**** Supplied information

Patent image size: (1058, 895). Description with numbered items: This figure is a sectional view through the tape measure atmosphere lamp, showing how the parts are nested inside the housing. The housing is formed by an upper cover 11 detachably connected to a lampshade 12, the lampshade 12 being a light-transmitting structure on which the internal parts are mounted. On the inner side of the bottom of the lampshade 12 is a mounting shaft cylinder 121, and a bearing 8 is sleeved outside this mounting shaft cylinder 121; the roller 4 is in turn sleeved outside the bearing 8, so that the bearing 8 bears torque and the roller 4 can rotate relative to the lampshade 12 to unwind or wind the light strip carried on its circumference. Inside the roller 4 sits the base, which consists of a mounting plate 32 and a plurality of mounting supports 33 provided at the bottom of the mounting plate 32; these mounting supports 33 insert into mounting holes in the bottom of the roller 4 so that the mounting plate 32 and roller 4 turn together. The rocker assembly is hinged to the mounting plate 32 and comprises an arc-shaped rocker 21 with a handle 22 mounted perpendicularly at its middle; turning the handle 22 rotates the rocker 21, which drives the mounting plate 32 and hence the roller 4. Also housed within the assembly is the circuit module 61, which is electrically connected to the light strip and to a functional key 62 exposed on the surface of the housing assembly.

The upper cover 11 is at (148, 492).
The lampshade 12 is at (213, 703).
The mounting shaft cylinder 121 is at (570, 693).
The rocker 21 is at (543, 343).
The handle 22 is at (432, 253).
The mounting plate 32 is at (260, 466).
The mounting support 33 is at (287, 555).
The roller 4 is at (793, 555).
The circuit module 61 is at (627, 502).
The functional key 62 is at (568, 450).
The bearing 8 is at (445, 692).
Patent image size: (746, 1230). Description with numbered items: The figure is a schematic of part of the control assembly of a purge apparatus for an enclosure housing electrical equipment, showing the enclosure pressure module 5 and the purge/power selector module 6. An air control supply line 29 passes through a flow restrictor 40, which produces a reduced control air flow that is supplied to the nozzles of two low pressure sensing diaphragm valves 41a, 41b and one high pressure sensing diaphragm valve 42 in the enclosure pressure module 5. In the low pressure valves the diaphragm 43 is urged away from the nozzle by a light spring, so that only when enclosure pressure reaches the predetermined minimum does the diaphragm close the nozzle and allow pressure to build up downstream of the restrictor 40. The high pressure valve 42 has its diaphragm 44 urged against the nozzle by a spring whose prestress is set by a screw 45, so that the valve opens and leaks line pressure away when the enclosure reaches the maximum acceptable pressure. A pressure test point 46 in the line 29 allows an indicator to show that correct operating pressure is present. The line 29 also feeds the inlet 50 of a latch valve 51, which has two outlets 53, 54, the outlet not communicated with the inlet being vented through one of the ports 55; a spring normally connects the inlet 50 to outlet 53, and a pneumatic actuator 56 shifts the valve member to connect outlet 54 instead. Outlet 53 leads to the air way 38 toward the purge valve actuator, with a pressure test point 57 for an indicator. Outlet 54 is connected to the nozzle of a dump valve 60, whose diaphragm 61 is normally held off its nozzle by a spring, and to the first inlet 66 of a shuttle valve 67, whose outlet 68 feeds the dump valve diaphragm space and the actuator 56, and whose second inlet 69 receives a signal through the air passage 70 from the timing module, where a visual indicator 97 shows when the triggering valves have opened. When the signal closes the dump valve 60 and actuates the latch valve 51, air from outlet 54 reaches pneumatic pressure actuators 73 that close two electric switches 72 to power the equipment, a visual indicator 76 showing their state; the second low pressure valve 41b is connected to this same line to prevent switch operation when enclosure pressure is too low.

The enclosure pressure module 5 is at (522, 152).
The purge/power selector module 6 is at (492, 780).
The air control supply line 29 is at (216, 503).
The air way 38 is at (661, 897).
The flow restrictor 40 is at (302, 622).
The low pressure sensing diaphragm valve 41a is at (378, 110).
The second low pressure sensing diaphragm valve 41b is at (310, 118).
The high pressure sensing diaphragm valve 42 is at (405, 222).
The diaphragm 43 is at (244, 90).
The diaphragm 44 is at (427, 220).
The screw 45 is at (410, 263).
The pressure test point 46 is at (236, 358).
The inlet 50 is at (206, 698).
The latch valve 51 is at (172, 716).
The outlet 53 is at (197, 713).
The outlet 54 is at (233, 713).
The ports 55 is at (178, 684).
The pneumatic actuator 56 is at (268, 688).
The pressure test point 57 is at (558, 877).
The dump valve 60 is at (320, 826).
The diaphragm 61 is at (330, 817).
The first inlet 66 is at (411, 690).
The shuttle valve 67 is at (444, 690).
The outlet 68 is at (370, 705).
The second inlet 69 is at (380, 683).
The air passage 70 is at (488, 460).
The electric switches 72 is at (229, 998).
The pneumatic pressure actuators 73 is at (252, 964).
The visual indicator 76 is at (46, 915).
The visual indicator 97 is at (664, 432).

********

**Required task:**
Extract the entries above verbatim, from their first line through the line containing "The roller 4 is at (793, 555).", including both of those lines.

**Task answer:**
Patent image size: (1058, 895). Description with numbered items: This figure is a sectional view through the tape measure atmosphere lamp, showing how the parts are nested inside the housing. The housing is formed by an upper cover 11 detachably connected to a lampshade 12, the lampshade 12 being a light-transmitting structure on which the internal parts are mounted. On the inner side of the bottom of the lampshade 12 is a mounting shaft cylinder 121, and a bearing 8 is sleeved outside this mounting shaft cylinder 121; the roller 4 is in turn sleeved outside the bearing 8, so that the bearing 8 bears torque and the roller 4 can rotate relative to the lampshade 12 to unwind or wind the light strip carried on its circumference. Inside the roller 4 sits the base, which consists of a mounting plate 32 and a plurality of mounting supports 33 provided at the bottom of the mounting plate 32; these mounting supports 33 insert into mounting holes in the bottom of the roller 4 so that the mounting plate 32 and roller 4 turn together. The rocker assembly is hinged to the mounting plate 32 and comprises an arc-shaped rocker 21 with a handle 22 mounted perpendicularly at its middle; turning the handle 22 rotates the rocker 21, which drives the mounting plate 32 and hence the roller 4. Also housed within the assembly is the circuit module 61, which is electrically connected to the light strip and to a functional key 62 exposed on the surface of the housing assembly.

The upper cover 11 is at (148, 492).
The lampshade 12 is at (213, 703).
The mounting shaft cylinder 121 is at (570, 693).
The rocker 21 is at (543, 343).
The handle 22 is at (432, 253).
The mounting plate 32 is at (260, 466).
The mounting support 33 is at (287, 555).
The roller 4 is at (793, 555).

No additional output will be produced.